REQUIRED TASK: Set the following entries down again exactly, line by line.

RECORDS TO USE:
----------------

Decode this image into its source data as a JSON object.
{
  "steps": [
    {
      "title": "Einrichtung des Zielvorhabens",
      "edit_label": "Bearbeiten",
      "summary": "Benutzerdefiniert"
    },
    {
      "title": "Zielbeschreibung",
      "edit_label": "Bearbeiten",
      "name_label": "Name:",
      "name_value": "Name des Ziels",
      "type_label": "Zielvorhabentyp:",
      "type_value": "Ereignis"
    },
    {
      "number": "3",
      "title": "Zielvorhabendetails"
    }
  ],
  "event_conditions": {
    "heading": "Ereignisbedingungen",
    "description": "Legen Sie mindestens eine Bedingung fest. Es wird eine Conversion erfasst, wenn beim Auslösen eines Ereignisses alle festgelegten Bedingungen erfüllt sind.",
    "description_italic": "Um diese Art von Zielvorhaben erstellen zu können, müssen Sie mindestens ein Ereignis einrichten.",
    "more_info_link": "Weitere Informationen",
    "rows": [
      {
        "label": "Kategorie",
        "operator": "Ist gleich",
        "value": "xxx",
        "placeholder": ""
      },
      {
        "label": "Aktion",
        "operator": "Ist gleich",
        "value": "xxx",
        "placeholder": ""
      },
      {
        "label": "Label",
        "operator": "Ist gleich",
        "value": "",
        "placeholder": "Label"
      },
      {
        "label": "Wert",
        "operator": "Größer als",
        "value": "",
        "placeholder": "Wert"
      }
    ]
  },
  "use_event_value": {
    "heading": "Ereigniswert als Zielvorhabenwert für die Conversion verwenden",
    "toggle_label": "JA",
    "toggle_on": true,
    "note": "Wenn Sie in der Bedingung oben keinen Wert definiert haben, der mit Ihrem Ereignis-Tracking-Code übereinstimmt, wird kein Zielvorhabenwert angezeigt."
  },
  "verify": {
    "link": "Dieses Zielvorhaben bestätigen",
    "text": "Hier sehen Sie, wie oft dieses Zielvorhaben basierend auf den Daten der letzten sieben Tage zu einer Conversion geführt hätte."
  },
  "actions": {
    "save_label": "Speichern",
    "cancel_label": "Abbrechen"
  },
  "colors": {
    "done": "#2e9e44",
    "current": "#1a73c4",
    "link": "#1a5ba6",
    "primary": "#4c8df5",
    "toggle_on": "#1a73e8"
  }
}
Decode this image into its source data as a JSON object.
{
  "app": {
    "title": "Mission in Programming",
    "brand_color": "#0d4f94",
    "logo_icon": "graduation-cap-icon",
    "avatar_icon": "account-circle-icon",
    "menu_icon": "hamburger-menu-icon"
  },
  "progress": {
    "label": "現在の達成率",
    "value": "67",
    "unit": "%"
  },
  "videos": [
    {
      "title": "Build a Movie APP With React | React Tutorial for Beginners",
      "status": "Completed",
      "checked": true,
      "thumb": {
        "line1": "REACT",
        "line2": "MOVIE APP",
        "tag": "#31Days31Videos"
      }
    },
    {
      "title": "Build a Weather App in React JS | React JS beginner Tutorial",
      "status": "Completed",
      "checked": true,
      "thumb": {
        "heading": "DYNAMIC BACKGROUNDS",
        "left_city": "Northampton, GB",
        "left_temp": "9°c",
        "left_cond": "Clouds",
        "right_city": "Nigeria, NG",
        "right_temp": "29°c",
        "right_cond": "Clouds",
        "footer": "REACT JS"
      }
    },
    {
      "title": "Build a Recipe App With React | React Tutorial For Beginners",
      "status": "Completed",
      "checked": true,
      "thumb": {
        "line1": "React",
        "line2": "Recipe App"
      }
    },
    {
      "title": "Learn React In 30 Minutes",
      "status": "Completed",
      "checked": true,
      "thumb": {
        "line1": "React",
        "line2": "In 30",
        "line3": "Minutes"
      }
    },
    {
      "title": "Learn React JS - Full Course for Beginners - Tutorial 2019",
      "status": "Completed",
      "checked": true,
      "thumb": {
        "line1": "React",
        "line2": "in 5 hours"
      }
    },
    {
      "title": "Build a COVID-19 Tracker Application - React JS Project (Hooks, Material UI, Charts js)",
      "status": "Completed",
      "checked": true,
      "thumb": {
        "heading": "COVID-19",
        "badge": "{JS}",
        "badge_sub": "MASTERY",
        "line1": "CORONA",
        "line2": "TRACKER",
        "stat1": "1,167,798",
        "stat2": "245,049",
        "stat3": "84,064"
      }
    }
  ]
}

----------------

EXERCISE OUTPUT:
Decode this image into its source data as a JSON object.
{
  "steps": [
    {
      "title": "Einrichtung des Zielvorhabens",
      "edit_label": "Bearbeiten",
      "summary": "Benutzerdefiniert"
    },
    {
      "title": "Zielbeschreibung",
      "edit_label": "Bearbeiten",
      "name_label": "Name:",
      "name_value": "Name des Ziels",
      "type_label": "Zielvorhabentyp:",
      "type_value": "Ereignis"
    },
    {
      "number": "3",
      "title": "Zielvorhabendetails"
    }
  ],
  "event_conditions": {
    "heading": "Ereignisbedingungen",
    "description": "Legen Sie mindestens eine Bedingung fest. Es wird eine Conversion erfasst, wenn beim Auslösen eines Ereignisses alle festgelegten Bedingungen erfüllt sind.",
    "description_italic": "Um diese Art von Zielvorhaben erstellen zu können, müssen Sie mindestens ein Ereignis einrichten.",
    "more_info_link": "Weitere Informationen",
    "rows": [
      {
        "label": "Kategorie",
        "operator": "Ist gleich",
        "value": "xxx",
        "placeholder": ""
      },
      {
        "label": "Aktion",
        "operator": "Ist gleich",
        "value": "xxx",
        "placeholder": ""
      },
      {
        "label": "Label",
        "operator": "Ist gleich",
        "value": "",
        "placeholder": "Label"
      },
      {
        "label": "Wert",
        "operator": "Größer als",
        "value": "",
        "placeholder": "Wert"
      }
    ]
  },
  "use_event_value": {
    "heading": "Ereigniswert als Zielvorhabenwert für die Conversion verwenden",
    "toggle_label": "JA",
    "toggle_on": true,
    "note": "Wenn Sie in der Bedingung oben keinen Wert definiert haben, der mit Ihrem Ereignis-Tracking-Code übereinstimmt, wird kein Zielvorhabenwert angezeigt."
  },
  "verify": {
    "link": "Dieses Zielvorhaben bestätigen",
    "text": "Hier sehen Sie, wie oft dieses Zielvorhaben basierend auf den Daten der letzten sieben Tage zu einer Conversion geführt hätte."
  },
  "actions": {
    "save_label": "Speichern",
    "cancel_label": "Abbrechen"
  },
  "colors": {
    "done": "#2e9e44",
    "current": "#1a73c4",
    "link": "#1a5ba6",
    "primary": "#4c8df5",
    "toggle_on": "#1a73e8"
  }
}
Decode this image into its source data as a JSON object.
{
  "app": {
    "title": "Mission in Programming",
    "brand_color": "#0d4f94",
    "logo_icon": "graduation-cap-icon",
    "avatar_icon": "account-circle-icon",
    "menu_icon": "hamburger-menu-icon"
  },
  "progress": {
    "label": "現在の達成率",
    "value": "67",
    "unit": "%"
  },
  "videos": [
    {
      "title": "Build a Movie APP With React | React Tutorial for Beginners",
      "status": "Completed",
      "checked": true,
      "thumb": {
        "line1": "REACT",
        "line2": "MOVIE APP",
        "tag": "#31Days31Videos"
      }
    },
    {
      "title": "Build a Weather App in React JS | React JS beginner Tutorial",
      "status": "Completed",
      "checked": true,
      "thumb": {
        "heading": "DYNAMIC BACKGROUNDS",
        "left_city": "Northampton, GB",
        "left_temp": "9°c",
        "left_cond": "Clouds",
        "right_city": "Nigeria, NG",
        "right_temp": "29°c",
        "right_cond": "Clouds",
        "footer": "REACT JS"
      }
    },
    {
      "title": "Build a Recipe App With React | React Tutorial For Beginners",
      "status": "Completed",
      "checked": true,
      "thumb": {
        "line1": "React",
        "line2": "Recipe App"
      }
    },
    {
      "title": "Learn React In 30 Minutes",
      "status": "Completed",
      "checked": true,
      "thumb": {
        "line1": "React",
        "line2": "In 30",
        "line3": "Minutes"
      }
    },
    {
      "title": "Learn React JS - Full Course for Beginners - Tutorial 2019",
      "status": "Completed",
      "checked": true,
      "thumb": {
        "line1": "React",
        "line2": "in 5 hours"
      }
    },
    {
      "title": "Build a COVID-19 Tracker Application - React JS Project (Hooks, Material UI, Charts js)",
      "status": "Completed",
      "checked": true,
      "thumb": {
        "heading": "COVID-19",
        "badge": "{JS}",
        "badge_sub": "MASTERY",
        "line1": "CORONA",
        "line2": "TRACKER",
        "stat1": "1,167,798",
        "stat2": "245,049",
        "stat3": "84,064"
      }
    }
  ]
}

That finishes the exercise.